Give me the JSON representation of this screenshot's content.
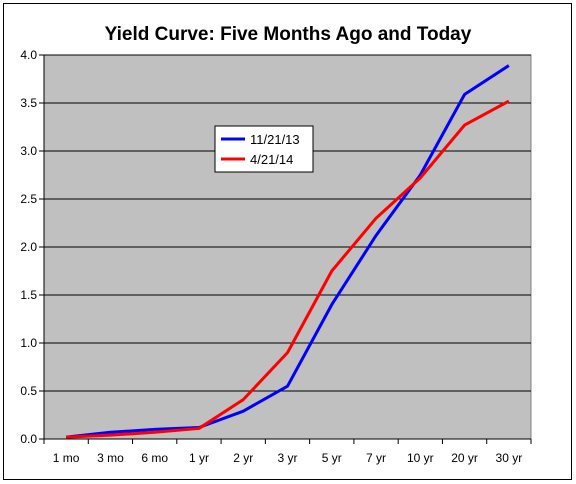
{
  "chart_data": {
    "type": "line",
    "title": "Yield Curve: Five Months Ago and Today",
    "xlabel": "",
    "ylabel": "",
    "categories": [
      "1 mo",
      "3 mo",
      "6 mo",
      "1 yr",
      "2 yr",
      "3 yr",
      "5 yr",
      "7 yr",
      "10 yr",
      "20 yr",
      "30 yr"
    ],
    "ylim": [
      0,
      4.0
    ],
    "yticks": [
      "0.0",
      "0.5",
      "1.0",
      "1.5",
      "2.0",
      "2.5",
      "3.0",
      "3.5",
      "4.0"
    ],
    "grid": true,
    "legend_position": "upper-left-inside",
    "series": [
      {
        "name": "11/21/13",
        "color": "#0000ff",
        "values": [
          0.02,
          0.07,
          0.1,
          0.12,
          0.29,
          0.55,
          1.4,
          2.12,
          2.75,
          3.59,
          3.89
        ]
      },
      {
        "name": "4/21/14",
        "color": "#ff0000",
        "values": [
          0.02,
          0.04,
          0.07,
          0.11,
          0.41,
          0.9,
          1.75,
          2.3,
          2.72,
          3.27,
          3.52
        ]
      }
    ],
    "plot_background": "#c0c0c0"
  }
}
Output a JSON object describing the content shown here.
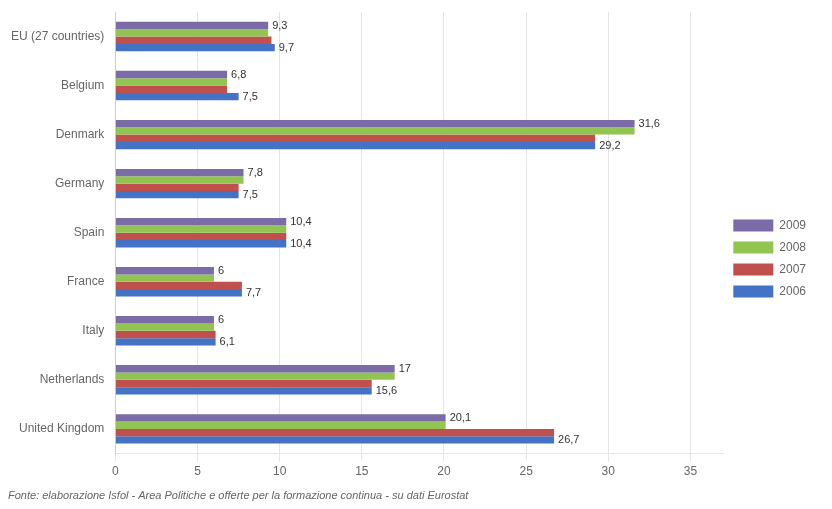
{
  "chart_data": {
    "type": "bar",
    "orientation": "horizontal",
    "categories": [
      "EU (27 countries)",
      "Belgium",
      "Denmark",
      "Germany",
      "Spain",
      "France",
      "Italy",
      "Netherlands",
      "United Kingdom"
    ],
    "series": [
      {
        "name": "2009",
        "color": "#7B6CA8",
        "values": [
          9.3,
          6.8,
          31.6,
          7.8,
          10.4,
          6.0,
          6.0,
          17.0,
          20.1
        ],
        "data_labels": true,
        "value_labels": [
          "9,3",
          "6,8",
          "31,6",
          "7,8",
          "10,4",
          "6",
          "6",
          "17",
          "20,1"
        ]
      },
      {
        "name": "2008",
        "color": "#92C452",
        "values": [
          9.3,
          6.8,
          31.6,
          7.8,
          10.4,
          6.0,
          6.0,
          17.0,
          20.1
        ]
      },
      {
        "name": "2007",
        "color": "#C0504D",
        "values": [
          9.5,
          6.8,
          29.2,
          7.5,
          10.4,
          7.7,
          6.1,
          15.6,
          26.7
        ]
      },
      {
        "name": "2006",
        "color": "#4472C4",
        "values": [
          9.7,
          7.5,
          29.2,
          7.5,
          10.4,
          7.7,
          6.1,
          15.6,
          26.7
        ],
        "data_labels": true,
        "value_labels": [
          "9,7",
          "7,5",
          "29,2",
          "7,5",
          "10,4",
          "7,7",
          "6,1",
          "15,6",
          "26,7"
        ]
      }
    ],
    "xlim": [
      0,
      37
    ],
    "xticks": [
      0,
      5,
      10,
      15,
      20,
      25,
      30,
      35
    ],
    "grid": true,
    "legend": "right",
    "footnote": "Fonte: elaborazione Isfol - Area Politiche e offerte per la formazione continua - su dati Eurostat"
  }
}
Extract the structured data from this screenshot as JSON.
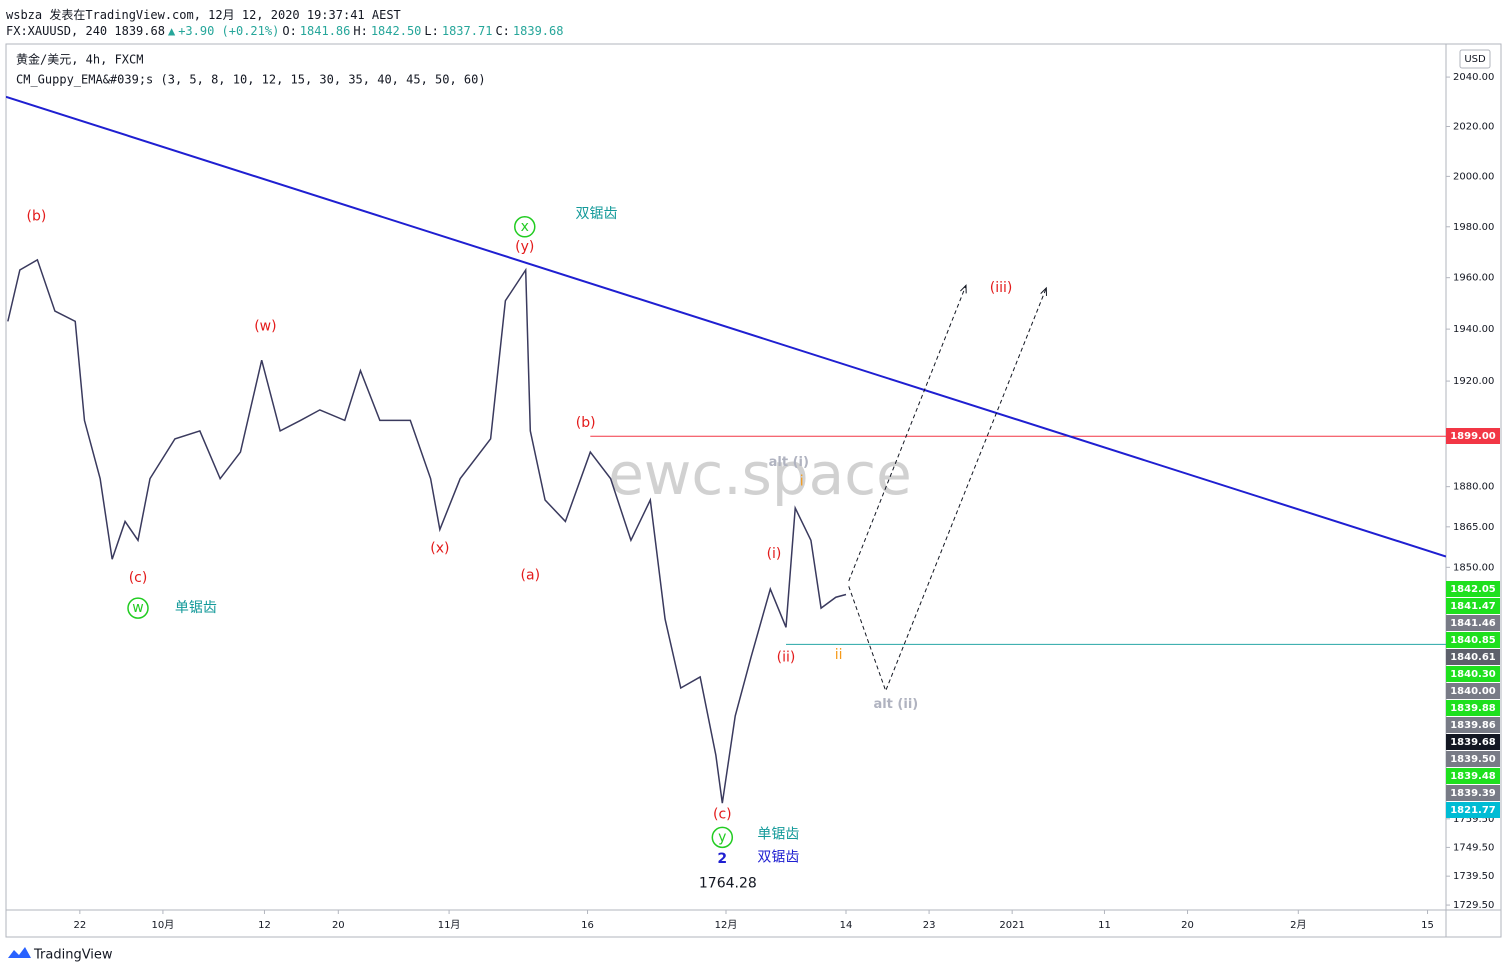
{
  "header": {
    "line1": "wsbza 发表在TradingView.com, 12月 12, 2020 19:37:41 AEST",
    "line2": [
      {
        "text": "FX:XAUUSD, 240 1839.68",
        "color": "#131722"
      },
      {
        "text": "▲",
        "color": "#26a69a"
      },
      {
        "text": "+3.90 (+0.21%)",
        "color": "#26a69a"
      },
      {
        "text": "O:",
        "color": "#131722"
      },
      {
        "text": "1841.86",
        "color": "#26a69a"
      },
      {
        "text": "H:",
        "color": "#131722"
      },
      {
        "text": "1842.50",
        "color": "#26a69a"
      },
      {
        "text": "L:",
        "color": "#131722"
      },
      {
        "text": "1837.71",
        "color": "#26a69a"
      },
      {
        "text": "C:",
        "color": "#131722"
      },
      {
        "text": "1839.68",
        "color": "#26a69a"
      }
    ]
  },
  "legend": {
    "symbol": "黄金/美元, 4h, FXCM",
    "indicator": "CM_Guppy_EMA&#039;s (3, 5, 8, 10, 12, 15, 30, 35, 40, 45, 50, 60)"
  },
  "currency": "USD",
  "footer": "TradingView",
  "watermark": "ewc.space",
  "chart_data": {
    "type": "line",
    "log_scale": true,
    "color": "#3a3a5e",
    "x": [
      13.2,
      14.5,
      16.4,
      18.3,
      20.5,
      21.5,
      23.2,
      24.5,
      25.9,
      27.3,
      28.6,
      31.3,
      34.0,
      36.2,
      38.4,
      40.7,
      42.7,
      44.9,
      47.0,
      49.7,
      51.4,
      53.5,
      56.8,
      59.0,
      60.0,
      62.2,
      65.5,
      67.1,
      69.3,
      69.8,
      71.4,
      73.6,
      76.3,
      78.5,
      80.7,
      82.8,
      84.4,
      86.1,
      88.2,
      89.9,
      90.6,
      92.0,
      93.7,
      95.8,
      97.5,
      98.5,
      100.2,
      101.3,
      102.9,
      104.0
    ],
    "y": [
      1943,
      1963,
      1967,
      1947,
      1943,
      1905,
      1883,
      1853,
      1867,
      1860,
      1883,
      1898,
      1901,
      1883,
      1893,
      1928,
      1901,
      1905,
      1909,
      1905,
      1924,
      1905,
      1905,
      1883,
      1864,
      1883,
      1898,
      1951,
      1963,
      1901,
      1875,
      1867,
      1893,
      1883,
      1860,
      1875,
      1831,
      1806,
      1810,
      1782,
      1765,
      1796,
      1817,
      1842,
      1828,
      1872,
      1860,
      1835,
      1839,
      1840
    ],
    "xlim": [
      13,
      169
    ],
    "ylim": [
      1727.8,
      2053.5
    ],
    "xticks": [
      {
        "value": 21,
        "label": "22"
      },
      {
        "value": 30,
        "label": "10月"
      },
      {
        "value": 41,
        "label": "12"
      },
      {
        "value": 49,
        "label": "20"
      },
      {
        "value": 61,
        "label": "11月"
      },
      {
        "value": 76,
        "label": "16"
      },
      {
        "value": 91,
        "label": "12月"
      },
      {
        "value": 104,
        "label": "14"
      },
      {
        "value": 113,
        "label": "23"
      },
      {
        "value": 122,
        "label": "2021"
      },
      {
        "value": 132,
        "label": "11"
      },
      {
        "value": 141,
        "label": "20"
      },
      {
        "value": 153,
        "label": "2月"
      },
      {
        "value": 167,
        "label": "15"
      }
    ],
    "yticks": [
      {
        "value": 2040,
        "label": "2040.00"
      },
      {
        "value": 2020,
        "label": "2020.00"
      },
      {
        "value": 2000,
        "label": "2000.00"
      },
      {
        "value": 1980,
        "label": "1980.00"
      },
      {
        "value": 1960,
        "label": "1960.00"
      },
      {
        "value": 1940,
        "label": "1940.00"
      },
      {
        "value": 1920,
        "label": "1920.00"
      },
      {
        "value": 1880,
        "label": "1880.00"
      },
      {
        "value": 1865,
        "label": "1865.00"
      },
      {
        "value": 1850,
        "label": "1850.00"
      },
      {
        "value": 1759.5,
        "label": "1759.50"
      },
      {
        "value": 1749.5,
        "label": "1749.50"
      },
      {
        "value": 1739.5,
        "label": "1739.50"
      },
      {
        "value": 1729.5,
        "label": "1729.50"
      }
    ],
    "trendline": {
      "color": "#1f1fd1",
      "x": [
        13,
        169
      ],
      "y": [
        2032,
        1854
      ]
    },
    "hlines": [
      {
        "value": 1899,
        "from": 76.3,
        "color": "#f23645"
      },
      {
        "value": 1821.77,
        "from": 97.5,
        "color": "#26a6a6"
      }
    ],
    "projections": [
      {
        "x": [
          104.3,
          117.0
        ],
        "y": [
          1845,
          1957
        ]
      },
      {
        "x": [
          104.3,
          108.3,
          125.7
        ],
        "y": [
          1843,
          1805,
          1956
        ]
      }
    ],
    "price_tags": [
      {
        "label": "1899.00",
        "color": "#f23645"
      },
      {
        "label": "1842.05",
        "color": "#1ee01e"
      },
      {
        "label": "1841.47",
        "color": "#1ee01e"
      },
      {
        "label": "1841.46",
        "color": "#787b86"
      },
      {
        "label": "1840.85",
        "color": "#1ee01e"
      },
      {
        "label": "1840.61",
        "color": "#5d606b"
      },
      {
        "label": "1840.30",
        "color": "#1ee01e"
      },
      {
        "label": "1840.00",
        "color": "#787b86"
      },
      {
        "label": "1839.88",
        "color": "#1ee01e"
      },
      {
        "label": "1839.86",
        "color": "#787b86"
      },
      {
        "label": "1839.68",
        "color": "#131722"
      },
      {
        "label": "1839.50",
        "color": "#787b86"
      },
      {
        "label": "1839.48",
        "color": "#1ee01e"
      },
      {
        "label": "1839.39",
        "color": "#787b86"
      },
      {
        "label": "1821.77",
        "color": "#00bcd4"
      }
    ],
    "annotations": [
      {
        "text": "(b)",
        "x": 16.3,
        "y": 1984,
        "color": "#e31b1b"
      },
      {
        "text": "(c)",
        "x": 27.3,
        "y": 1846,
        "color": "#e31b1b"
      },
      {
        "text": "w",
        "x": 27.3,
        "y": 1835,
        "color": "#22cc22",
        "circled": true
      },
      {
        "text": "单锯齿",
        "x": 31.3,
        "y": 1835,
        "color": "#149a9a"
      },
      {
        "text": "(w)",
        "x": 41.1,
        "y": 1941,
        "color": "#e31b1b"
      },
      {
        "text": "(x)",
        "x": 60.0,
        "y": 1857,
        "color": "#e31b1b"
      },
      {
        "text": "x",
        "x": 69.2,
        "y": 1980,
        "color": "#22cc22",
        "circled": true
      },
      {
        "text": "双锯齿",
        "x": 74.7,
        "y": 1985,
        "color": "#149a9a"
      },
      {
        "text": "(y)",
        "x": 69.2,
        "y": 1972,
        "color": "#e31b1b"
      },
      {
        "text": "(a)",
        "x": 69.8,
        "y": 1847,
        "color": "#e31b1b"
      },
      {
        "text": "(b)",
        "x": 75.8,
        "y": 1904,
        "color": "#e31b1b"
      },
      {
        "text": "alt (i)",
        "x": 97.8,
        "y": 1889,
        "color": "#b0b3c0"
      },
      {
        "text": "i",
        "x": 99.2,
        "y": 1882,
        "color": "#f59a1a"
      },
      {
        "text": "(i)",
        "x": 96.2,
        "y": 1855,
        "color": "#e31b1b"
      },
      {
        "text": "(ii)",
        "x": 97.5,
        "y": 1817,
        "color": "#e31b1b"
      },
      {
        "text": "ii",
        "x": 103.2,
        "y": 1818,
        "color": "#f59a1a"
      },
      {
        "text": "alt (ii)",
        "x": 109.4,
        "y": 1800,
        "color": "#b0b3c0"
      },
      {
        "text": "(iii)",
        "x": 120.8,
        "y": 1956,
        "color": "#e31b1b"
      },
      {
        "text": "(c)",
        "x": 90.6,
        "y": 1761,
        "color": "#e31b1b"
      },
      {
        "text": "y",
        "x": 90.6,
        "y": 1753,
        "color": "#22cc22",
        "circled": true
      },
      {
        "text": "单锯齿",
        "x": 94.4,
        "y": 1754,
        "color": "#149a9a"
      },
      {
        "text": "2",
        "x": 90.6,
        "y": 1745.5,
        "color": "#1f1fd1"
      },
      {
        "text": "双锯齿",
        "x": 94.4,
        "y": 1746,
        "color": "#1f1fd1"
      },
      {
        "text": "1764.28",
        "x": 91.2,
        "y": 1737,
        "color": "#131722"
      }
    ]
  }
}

## Set exercise
Report every line containing the word "this" from the listing above.

## Answer to the task
Give me the JSON representation of this screenshot's content.
Extract the structured data from this screenshot as JSON.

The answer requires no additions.